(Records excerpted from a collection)
** BEGIN **

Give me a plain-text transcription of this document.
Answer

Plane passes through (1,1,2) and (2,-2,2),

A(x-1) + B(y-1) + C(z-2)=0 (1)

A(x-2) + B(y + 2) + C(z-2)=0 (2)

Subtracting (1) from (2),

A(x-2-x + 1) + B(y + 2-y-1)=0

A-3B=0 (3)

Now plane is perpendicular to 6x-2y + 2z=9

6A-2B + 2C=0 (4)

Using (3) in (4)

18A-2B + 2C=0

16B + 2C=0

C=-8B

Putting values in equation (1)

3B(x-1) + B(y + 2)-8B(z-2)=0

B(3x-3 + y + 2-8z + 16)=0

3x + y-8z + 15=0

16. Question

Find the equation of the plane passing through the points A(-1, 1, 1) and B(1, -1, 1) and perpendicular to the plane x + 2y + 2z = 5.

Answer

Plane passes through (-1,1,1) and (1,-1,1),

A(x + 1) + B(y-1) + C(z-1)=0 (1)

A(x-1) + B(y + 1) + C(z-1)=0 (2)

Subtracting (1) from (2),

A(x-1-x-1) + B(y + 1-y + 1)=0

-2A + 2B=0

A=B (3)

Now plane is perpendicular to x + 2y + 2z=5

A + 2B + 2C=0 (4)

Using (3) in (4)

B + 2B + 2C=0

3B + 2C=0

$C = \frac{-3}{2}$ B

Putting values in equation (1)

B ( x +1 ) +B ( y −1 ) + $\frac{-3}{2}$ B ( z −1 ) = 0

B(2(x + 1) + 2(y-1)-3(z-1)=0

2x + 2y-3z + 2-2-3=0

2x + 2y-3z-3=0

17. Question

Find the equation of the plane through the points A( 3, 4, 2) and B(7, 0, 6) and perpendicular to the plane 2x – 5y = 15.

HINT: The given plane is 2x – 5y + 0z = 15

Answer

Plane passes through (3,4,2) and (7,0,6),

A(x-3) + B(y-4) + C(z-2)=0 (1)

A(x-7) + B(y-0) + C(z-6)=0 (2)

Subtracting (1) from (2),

** END **
** BEGIN **

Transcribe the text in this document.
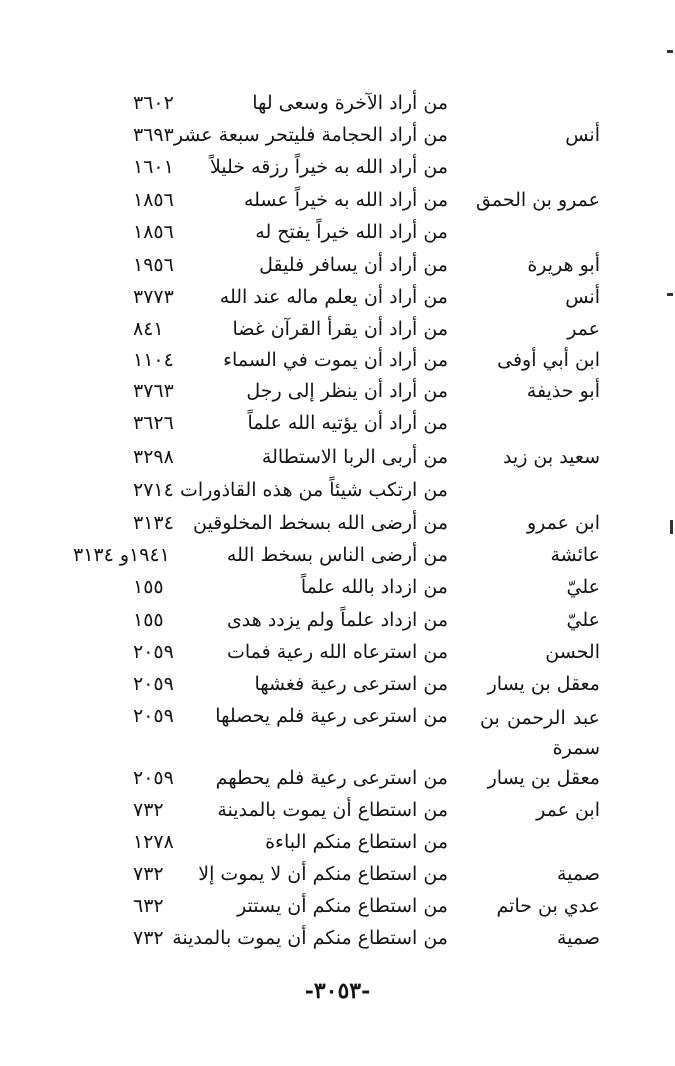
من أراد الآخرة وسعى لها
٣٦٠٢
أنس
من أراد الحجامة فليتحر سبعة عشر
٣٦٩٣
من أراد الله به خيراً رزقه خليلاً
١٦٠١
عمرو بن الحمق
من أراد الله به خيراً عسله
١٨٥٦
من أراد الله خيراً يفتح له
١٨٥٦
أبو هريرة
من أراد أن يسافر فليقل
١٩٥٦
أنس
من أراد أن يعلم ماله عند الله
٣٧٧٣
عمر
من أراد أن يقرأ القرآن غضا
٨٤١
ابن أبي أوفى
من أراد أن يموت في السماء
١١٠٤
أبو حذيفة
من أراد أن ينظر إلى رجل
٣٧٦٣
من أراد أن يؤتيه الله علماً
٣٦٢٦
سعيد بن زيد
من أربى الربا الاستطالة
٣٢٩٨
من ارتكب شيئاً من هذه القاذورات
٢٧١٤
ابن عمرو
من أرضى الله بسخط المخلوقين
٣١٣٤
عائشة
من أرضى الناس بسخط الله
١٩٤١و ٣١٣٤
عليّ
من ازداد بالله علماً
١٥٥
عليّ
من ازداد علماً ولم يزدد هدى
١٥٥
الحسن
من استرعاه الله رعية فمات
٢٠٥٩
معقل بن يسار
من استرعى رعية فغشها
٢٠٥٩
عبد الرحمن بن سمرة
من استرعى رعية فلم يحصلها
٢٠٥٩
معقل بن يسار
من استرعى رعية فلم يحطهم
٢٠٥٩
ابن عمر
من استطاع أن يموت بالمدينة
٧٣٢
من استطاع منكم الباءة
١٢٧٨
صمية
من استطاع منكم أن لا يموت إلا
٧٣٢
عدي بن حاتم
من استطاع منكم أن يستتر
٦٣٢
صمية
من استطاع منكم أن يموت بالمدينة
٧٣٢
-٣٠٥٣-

** END **

OBJECTIVE: Take every line from the data that contains the word "يموت".

RESPONSE TO THIS EXERCISE:
من أراد أن يموت في السماء
من استطاع أن يموت بالمدينة
من استطاع منكم أن لا يموت إلا
من استطاع منكم أن يموت بالمدينة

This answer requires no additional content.